### WRITTEN INSTRUCTION:
In the records below, count every line containing "Ctrl". Reply with the number only.

### DATA:
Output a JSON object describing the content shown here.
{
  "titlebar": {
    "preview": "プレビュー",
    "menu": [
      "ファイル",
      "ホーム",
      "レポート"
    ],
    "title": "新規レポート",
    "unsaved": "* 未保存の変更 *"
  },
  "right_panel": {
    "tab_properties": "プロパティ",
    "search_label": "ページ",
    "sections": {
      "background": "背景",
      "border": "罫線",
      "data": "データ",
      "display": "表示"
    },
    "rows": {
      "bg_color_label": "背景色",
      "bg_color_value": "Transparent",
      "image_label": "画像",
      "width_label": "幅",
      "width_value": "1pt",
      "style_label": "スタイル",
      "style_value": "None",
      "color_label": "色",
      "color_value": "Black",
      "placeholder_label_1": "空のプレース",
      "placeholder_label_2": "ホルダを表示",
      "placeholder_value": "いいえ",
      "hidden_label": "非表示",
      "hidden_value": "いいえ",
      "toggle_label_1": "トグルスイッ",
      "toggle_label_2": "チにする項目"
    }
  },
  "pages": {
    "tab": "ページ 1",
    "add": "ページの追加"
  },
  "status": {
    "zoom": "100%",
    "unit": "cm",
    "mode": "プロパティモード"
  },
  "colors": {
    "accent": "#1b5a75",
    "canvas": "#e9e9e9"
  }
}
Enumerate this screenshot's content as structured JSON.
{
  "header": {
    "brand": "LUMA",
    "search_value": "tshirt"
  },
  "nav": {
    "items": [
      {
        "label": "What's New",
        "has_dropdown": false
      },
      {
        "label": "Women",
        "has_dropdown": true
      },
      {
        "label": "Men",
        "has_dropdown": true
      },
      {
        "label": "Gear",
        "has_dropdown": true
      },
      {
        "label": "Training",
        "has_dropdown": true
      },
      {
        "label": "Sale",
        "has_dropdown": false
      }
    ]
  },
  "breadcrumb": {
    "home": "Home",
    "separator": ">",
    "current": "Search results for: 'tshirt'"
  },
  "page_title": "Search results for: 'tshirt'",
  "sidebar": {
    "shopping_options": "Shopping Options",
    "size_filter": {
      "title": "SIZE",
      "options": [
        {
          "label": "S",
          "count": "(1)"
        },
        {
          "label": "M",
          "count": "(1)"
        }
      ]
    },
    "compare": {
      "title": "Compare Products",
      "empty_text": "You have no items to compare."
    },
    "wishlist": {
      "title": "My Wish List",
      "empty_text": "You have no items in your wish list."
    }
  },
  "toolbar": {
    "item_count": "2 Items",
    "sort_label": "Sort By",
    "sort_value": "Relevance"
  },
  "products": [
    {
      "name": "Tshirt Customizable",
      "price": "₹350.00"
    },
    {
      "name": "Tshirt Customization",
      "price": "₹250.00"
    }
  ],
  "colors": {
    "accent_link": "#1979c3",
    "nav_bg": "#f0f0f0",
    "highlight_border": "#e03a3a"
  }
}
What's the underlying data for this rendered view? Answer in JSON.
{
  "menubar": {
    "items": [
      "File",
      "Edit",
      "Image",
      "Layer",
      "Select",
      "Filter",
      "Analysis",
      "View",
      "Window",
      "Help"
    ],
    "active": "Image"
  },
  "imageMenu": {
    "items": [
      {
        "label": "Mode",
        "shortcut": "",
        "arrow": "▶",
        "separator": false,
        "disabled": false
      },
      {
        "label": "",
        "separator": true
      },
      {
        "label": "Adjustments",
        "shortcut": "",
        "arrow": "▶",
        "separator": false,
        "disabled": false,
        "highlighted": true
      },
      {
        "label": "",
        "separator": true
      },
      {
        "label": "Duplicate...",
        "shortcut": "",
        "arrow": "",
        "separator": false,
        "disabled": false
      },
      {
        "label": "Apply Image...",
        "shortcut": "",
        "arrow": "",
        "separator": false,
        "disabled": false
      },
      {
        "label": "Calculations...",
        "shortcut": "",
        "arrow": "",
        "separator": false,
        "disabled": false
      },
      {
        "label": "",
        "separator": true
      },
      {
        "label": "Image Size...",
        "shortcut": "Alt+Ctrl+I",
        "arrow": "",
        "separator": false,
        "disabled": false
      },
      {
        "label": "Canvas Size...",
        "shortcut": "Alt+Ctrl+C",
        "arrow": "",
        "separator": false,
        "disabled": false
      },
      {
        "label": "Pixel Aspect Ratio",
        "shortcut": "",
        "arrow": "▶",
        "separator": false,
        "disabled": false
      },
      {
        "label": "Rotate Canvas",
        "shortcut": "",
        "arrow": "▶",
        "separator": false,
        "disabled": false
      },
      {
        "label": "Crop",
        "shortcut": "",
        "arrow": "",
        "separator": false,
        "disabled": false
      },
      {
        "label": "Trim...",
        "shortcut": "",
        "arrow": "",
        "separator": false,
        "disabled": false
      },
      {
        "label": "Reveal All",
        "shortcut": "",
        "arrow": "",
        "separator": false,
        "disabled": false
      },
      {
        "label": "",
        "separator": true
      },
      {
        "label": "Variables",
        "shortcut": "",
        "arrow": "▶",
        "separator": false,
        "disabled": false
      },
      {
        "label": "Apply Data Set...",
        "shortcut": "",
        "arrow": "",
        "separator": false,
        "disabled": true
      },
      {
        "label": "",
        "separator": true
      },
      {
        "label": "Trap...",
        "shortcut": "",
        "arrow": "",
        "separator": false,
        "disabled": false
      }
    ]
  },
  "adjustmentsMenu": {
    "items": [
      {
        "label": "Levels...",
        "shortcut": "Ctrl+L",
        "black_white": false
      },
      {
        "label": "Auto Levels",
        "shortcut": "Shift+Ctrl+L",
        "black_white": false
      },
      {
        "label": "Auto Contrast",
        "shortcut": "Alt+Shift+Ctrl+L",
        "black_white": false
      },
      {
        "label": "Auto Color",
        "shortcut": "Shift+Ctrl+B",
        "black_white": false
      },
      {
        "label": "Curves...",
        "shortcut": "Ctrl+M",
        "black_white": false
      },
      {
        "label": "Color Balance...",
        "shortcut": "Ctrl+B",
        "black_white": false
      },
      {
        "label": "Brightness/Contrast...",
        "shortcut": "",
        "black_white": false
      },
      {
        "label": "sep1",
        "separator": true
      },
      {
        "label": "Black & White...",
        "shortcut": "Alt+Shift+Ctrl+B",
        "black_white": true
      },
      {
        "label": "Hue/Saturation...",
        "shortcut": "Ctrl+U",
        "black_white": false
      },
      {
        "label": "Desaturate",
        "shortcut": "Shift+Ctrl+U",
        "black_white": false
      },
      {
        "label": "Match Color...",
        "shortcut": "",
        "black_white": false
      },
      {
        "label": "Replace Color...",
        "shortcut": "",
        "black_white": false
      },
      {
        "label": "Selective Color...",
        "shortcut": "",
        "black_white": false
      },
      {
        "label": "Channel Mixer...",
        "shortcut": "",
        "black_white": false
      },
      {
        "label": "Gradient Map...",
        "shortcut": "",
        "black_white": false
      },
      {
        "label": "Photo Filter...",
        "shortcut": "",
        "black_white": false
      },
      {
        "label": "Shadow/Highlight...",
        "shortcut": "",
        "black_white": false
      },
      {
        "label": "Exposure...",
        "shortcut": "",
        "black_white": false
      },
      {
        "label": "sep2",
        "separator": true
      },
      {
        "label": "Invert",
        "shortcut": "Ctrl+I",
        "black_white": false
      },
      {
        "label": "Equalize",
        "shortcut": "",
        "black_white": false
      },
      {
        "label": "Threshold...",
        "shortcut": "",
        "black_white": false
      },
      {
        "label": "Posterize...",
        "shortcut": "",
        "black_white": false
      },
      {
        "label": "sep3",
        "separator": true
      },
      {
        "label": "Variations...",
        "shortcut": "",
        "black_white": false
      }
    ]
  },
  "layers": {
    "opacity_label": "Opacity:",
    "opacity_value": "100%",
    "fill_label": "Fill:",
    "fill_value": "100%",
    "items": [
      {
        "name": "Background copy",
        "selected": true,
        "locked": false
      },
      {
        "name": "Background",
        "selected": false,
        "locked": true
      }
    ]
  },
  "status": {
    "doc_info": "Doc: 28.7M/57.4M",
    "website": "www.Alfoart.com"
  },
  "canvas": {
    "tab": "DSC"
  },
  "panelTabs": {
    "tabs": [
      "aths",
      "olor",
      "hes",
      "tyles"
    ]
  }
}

### WRITTEN ANSWER:
12